Your goal>
Copy out the following lines word for word, keeping every character the same.

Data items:
[start]

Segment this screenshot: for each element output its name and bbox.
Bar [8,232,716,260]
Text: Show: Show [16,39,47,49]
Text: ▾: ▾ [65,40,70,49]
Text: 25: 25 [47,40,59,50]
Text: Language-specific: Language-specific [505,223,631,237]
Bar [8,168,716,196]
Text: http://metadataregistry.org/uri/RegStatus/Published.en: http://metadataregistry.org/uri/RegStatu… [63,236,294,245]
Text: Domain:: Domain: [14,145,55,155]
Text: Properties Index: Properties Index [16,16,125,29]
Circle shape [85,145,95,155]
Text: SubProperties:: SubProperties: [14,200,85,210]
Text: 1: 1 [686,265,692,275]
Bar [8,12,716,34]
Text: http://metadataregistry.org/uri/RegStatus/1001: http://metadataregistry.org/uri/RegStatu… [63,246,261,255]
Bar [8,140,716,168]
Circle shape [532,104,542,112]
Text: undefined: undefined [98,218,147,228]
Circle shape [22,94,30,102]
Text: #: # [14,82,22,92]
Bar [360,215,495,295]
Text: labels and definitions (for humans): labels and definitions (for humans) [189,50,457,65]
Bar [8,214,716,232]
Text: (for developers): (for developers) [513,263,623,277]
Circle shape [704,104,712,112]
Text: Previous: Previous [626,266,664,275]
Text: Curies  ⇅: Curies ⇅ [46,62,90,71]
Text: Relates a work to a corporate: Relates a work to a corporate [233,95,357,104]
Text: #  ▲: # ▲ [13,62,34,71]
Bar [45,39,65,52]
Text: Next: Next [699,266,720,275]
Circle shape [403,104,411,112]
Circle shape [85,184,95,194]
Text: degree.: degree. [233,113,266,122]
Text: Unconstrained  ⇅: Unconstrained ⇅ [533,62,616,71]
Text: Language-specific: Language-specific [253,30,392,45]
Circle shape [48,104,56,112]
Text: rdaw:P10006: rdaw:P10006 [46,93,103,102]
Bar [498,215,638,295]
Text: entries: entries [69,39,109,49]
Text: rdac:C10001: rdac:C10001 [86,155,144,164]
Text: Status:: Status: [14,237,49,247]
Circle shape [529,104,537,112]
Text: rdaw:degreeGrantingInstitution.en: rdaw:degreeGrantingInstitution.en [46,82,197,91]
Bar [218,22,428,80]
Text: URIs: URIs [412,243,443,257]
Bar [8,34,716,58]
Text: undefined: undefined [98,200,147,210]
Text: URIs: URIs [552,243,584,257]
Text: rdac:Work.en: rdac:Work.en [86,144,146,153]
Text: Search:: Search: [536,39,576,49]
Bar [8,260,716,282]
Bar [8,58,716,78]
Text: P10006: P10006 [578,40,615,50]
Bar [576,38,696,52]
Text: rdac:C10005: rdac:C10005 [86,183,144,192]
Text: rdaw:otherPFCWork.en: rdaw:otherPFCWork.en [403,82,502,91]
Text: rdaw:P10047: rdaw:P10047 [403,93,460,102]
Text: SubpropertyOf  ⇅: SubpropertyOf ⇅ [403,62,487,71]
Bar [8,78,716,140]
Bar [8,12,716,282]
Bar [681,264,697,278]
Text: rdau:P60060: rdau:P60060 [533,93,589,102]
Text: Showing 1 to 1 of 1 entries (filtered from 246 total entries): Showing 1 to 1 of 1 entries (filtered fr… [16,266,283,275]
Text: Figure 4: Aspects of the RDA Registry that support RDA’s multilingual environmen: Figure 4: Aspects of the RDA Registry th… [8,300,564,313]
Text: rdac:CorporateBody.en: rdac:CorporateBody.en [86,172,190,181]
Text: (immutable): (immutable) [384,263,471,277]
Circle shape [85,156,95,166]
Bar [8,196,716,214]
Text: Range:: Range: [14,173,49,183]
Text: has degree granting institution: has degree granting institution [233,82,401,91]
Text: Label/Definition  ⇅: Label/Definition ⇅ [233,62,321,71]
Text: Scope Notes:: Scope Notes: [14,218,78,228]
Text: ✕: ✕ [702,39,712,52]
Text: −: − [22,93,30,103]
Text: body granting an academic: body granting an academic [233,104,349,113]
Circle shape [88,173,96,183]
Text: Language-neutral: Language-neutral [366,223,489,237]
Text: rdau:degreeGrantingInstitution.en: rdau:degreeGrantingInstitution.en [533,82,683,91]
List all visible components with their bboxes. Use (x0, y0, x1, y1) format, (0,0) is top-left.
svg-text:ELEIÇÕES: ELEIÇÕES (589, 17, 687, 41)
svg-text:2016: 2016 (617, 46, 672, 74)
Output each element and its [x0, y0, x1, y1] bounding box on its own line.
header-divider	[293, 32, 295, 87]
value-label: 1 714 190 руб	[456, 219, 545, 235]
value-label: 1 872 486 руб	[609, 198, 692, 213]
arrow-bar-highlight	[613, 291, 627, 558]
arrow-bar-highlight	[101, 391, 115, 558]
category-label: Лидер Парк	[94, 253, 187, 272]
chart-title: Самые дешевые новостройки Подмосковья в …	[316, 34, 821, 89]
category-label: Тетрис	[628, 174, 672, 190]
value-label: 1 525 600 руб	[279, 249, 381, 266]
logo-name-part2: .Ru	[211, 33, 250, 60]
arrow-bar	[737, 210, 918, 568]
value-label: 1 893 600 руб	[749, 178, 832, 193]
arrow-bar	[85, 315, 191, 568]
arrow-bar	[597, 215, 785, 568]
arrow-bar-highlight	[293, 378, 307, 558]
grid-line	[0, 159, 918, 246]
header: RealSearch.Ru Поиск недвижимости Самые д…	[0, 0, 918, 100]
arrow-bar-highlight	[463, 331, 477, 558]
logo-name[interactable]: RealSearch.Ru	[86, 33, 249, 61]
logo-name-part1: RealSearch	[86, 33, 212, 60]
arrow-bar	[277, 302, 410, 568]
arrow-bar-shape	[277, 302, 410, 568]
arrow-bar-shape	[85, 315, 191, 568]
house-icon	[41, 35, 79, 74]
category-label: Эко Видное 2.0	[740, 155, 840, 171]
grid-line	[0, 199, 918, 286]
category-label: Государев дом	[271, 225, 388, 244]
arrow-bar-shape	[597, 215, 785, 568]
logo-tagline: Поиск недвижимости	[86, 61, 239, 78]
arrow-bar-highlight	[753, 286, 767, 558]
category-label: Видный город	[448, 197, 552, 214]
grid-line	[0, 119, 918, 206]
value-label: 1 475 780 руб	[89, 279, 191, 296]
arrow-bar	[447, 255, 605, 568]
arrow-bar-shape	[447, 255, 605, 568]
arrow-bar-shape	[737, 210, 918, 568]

[end]

Exercise response>
Segment this screenshot: for each element output its name and bbox.
Bar [8,232,716,260]
Text: Show: Show [16,39,47,49]
Text: ▾: ▾ [65,40,70,49]
Text: 25: 25 [47,40,59,50]
Text: Language-specific: Language-specific [505,223,631,237]
Bar [8,168,716,196]
Text: http://metadataregistry.org/uri/RegStatus/Published.en: http://metadataregistry.org/uri/RegStatu… [63,236,294,245]
Text: Domain:: Domain: [14,145,55,155]
Text: Properties Index: Properties Index [16,16,125,29]
Circle shape [85,145,95,155]
Text: SubProperties:: SubProperties: [14,200,85,210]
Text: 1: 1 [686,265,692,275]
Bar [8,12,716,34]
Text: http://metadataregistry.org/uri/RegStatus/1001: http://metadataregistry.org/uri/RegStatu… [63,246,261,255]
Bar [8,140,716,168]
Circle shape [532,104,542,112]
Text: undefined: undefined [98,218,147,228]
Circle shape [22,94,30,102]
Text: #: # [14,82,22,92]
Bar [360,215,495,295]
Text: labels and definitions (for humans): labels and definitions (for humans) [189,50,457,65]
Bar [8,214,716,232]
Text: (for developers): (for developers) [513,263,623,277]
Circle shape [704,104,712,112]
Text: Previous: Previous [626,266,664,275]
Text: Curies  ⇅: Curies ⇅ [46,62,90,71]
Text: Relates a work to a corporate: Relates a work to a corporate [233,95,357,104]
Text: #  ▲: # ▲ [13,62,34,71]
Bar [45,39,65,52]
Text: Next: Next [699,266,720,275]
Circle shape [403,104,411,112]
Circle shape [85,184,95,194]
Text: degree.: degree. [233,113,266,122]
Text: Unconstrained  ⇅: Unconstrained ⇅ [533,62,616,71]
Text: Language-specific: Language-specific [253,30,392,45]
Circle shape [48,104,56,112]
Text: rdaw:P10006: rdaw:P10006 [46,93,103,102]
Bar [498,215,638,295]
Text: entries: entries [69,39,109,49]
Text: rdac:C10001: rdac:C10001 [86,155,144,164]
Text: Status:: Status: [14,237,49,247]
Circle shape [529,104,537,112]
Text: rdaw:degreeGrantingInstitution.en: rdaw:degreeGrantingInstitution.en [46,82,197,91]
Bar [218,22,428,80]
Text: URIs: URIs [412,243,443,257]
Bar [8,34,716,58]
Text: undefined: undefined [98,200,147,210]
Text: URIs: URIs [552,243,584,257]
Text: rdac:Work.en: rdac:Work.en [86,144,146,153]
Text: Search:: Search: [536,39,576,49]
Bar [8,260,716,282]
Bar [8,58,716,78]
Text: P10006: P10006 [578,40,615,50]
Bar [576,38,696,52]
Text: rdac:C10005: rdac:C10005 [86,183,144,192]
Text: rdaw:otherPFCWork.en: rdaw:otherPFCWork.en [403,82,502,91]
Text: rdaw:P10047: rdaw:P10047 [403,93,460,102]
Text: SubpropertyOf  ⇅: SubpropertyOf ⇅ [403,62,487,71]
Bar [8,78,716,140]
Bar [8,12,716,282]
Bar [681,264,697,278]
Text: rdau:P60060: rdau:P60060 [533,93,589,102]
Text: Showing 1 to 1 of 1 entries (filtered from 246 total entries): Showing 1 to 1 of 1 entries (filtered fr… [16,266,283,275]
Text: Figure 4: Aspects of the RDA Registry that support RDA’s multilingual environmen: Figure 4: Aspects of the RDA Registry th… [8,300,564,313]
Text: rdac:CorporateBody.en: rdac:CorporateBody.en [86,172,190,181]
Text: (immutable): (immutable) [384,263,471,277]
Circle shape [85,156,95,166]
Bar [8,196,716,214]
Text: Range:: Range: [14,173,49,183]
Text: has degree granting institution: has degree granting institution [233,82,401,91]
Text: Label/Definition  ⇅: Label/Definition ⇅ [233,62,321,71]
Text: Scope Notes:: Scope Notes: [14,218,78,228]
Text: ✕: ✕ [702,39,712,52]
Text: −: − [22,93,30,103]
Text: body granting an academic: body granting an academic [233,104,349,113]
Circle shape [88,173,96,183]
Text: Language-neutral: Language-neutral [366,223,489,237]
Text: rdau:degreeGrantingInstitution.en: rdau:degreeGrantingInstitution.en [533,82,683,91]
List all visible components with their bboxes. Use (x0, y0, x1, y1) format, (0,0) is top-left.
svg-text:ELEIÇÕES: ELEIÇÕES (589, 17, 687, 41)
svg-text:2016: 2016 (617, 46, 672, 74)
Output each element and its [x0, y0, x1, y1] bounding box on its own line.
header-divider	[293, 32, 295, 87]
value-label: 1 714 190 руб	[456, 219, 545, 235]
value-label: 1 872 486 руб	[609, 198, 692, 213]
arrow-bar-highlight	[613, 291, 627, 558]
arrow-bar-highlight	[101, 391, 115, 558]
category-label: Лидер Парк	[94, 253, 187, 272]
chart-title: Самые дешевые новостройки Подмосковья в …	[316, 34, 821, 89]
category-label: Тетрис	[628, 174, 672, 190]
value-label: 1 525 600 руб	[279, 249, 381, 266]
logo-name-part2: .Ru	[211, 33, 250, 60]
arrow-bar	[737, 210, 918, 568]
value-label: 1 893 600 руб	[749, 178, 832, 193]
arrow-bar	[85, 315, 191, 568]
arrow-bar	[597, 215, 785, 568]
arrow-bar-highlight	[293, 378, 307, 558]
grid-line	[0, 159, 918, 246]
header: RealSearch.Ru Поиск недвижимости Самые д…	[0, 0, 918, 100]
arrow-bar-highlight	[463, 331, 477, 558]
logo-name[interactable]: RealSearch.Ru	[86, 33, 249, 61]
logo-name-part1: RealSearch	[86, 33, 212, 60]
arrow-bar	[277, 302, 410, 568]
arrow-bar-shape	[277, 302, 410, 568]
arrow-bar-shape	[85, 315, 191, 568]
house-icon	[41, 35, 79, 74]
category-label: Эко Видное 2.0	[740, 155, 840, 171]
grid-line	[0, 199, 918, 286]
category-label: Государев дом	[271, 225, 388, 244]
arrow-bar-shape	[597, 215, 785, 568]
logo-tagline: Поиск недвижимости	[86, 61, 239, 78]
arrow-bar-highlight	[753, 286, 767, 558]
category-label: Видный город	[448, 197, 552, 214]
grid-line	[0, 119, 918, 206]
value-label: 1 475 780 руб	[89, 279, 191, 296]
arrow-bar	[447, 255, 605, 568]
arrow-bar-shape	[447, 255, 605, 568]
arrow-bar-shape	[737, 210, 918, 568]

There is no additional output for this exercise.